Repeat each record exactly as written, and drop any images.

----------

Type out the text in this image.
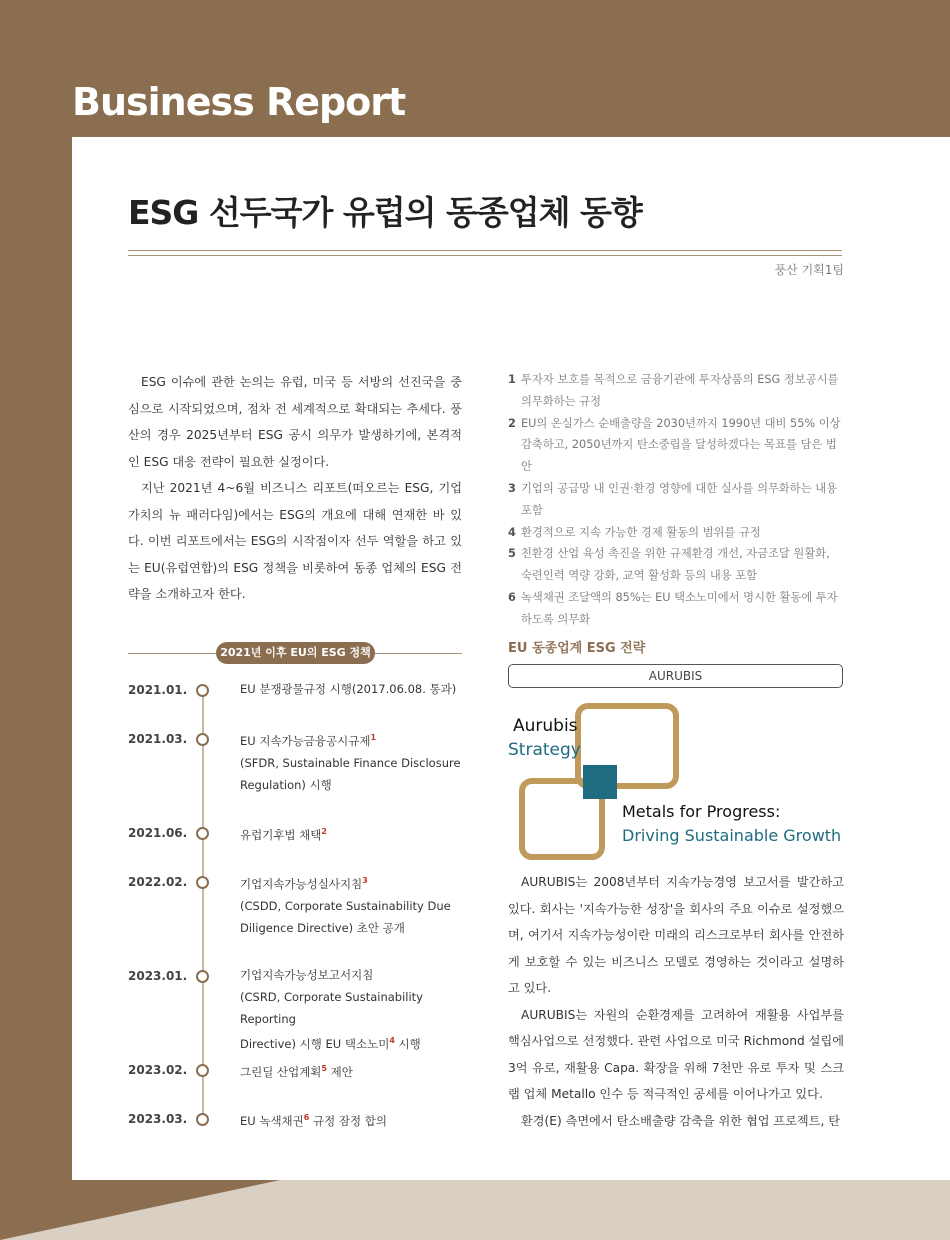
Business Report
ESG 선두국가 유럽의 동종업체 동향
풍산 기획1팀

ESG 이슈에 관한 논의는 유럽, 미국 등 서방의 선진국을 중심으로 시작되었으며, 점차 전 세계적으로 확대되는 추세다. 풍산의 경우 2025년부터 ESG 공시 의무가 발생하기에, 본격적인 ESG 대응 전략이 필요한 실정이다.

지난 2021년 4~6월 비즈니스 리포트(떠오르는 ESG, 기업가치의 뉴 패러다임)에서는 ESG의 개요에 대해 연재한 바 있다. 이번 리포트에서는 ESG의 시작점이자 선두 역할을 하고 있는 EU(유럽연합)의 ESG 정책을 비롯하여 동종 업체의 ESG 전략을 소개하고자 한다.

1 투자자 보호를 목적으로 금융기관에 투자상품의 ESG 정보공시를 의무화하는 규정
2 EU의 온실가스 순배출량을 2030년까지 1990년 대비 55% 이상 감축하고, 2050년까지 탄소중립을 달성하겠다는 목표를 담은 법안
3 기업의 공급망 내 인권·환경 영향에 대한 실사를 의무화하는 내용 포함
4 환경적으로 지속 가능한 경제 활동의 범위를 규정
5 친환경 산업 육성 촉진을 위한 규제환경 개선, 자금조달 원활화, 숙련인력 역량 강화, 교역 활성화 등의 내용 포함
6 녹색채권 조달액의 85%는 EU 택소노미에서 명시한 활동에 투자하도록 의무화
2021년 이후 EU의 ESG 정책
2021.01.	EU 분쟁광물규정 시행(2017.06.08. 통과)
2021.03.	EU 지속가능금융공시규제$^1$
(SFDR, Sustainable Finance Disclosure
Regulation) 시행
2021.06.	유럽기후법 채택$^2$
2022.02.	기업지속가능성실사지침$^3$
(CSDD, Corporate Sustainability Due
Diligence Directive) 초안 공개
2023.01.	기업지속가능성보고서지침
(CSRD, Corporate Sustainability Reporting
Directive) 시행 EU 택소노미$^4$ 시행
2023.02.	그린딜 산업계획$^5$ 제안
2023.03.	EU 녹색채권$^6$ 규정 잠정 합의
EU 동종업계 ESG 전략
AURUBIS
Aurubis
Strategy
Metals for Progress:
Driving Sustainable Growth

AURUBIS는 2008년부터 지속가능경영 보고서를 발간하고 있다. 회사는 '지속가능한 성장'을 회사의 주요 이슈로 설정했으며, 여기서 지속가능성이란 미래의 리스크로부터 회사를 안전하게 보호할 수 있는 비즈니스 모델로 경영하는 것이라고 설명하고 있다.

AURUBIS는 자원의 순환경제를 고려하여 재활용 사업부를 핵심사업으로 선정했다. 관련 사업으로 미국 Richmond 설립에 3억 유로, 재활용 Capa. 확장을 위해 7천만 유로 투자 및 스크랩 업체 Metallo 인수 등 적극적인 공세를 이어나가고 있다.

환경(E) 측면에서 탄소배출량 감축을 위한 협업 프로젝트, 탄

----------

### FINISHED ANSWER
Type out the text in this image.
Business Report
ESG 선두국가 유럽의 동종업체 동향
풍산 기획1팀

ESG 이슈에 관한 논의는 유럽, 미국 등 서방의 선진국을 중심으로 시작되었으며, 점차 전 세계적으로 확대되는 추세다. 풍산의 경우 2025년부터 ESG 공시 의무가 발생하기에, 본격적인 ESG 대응 전략이 필요한 실정이다.

지난 2021년 4~6월 비즈니스 리포트(떠오르는 ESG, 기업가치의 뉴 패러다임)에서는 ESG의 개요에 대해 연재한 바 있다. 이번 리포트에서는 ESG의 시작점이자 선두 역할을 하고 있는 EU(유럽연합)의 ESG 정책을 비롯하여 동종 업체의 ESG 전략을 소개하고자 한다.

1 투자자 보호를 목적으로 금융기관에 투자상품의 ESG 정보공시를 의무화하는 규정
2 EU의 온실가스 순배출량을 2030년까지 1990년 대비 55% 이상 감축하고, 2050년까지 탄소중립을 달성하겠다는 목표를 담은 법안
3 기업의 공급망 내 인권·환경 영향에 대한 실사를 의무화하는 내용 포함
4 환경적으로 지속 가능한 경제 활동의 범위를 규정
5 친환경 산업 육성 촉진을 위한 규제환경 개선, 자금조달 원활화, 숙련인력 역량 강화, 교역 활성화 등의 내용 포함
6 녹색채권 조달액의 85%는 EU 택소노미에서 명시한 활동에 투자하도록 의무화
2021년 이후 EU의 ESG 정책
2021.01.	EU 분쟁광물규정 시행(2017.06.08. 통과)
2021.03.	EU 지속가능금융공시규제$^1$
(SFDR, Sustainable Finance Disclosure
Regulation) 시행
2021.06.	유럽기후법 채택$^2$
2022.02.	기업지속가능성실사지침$^3$
(CSDD, Corporate Sustainability Due
Diligence Directive) 초안 공개
2023.01.	기업지속가능성보고서지침
(CSRD, Corporate Sustainability Reporting
Directive) 시행 EU 택소노미$^4$ 시행
2023.02.	그린딜 산업계획$^5$ 제안
2023.03.	EU 녹색채권$^6$ 규정 잠정 합의
EU 동종업계 ESG 전략
AURUBIS
Aurubis
Strategy
Metals for Progress:
Driving Sustainable Growth

AURUBIS는 2008년부터 지속가능경영 보고서를 발간하고 있다. 회사는 '지속가능한 성장'을 회사의 주요 이슈로 설정했으며, 여기서 지속가능성이란 미래의 리스크로부터 회사를 안전하게 보호할 수 있는 비즈니스 모델로 경영하는 것이라고 설명하고 있다.

AURUBIS는 자원의 순환경제를 고려하여 재활용 사업부를 핵심사업으로 선정했다. 관련 사업으로 미국 Richmond 설립에 3억 유로, 재활용 Capa. 확장을 위해 7천만 유로 투자 및 스크랩 업체 Metallo 인수 등 적극적인 공세를 이어나가고 있다.

환경(E) 측면에서 탄소배출량 감축을 위한 협업 프로젝트, 탄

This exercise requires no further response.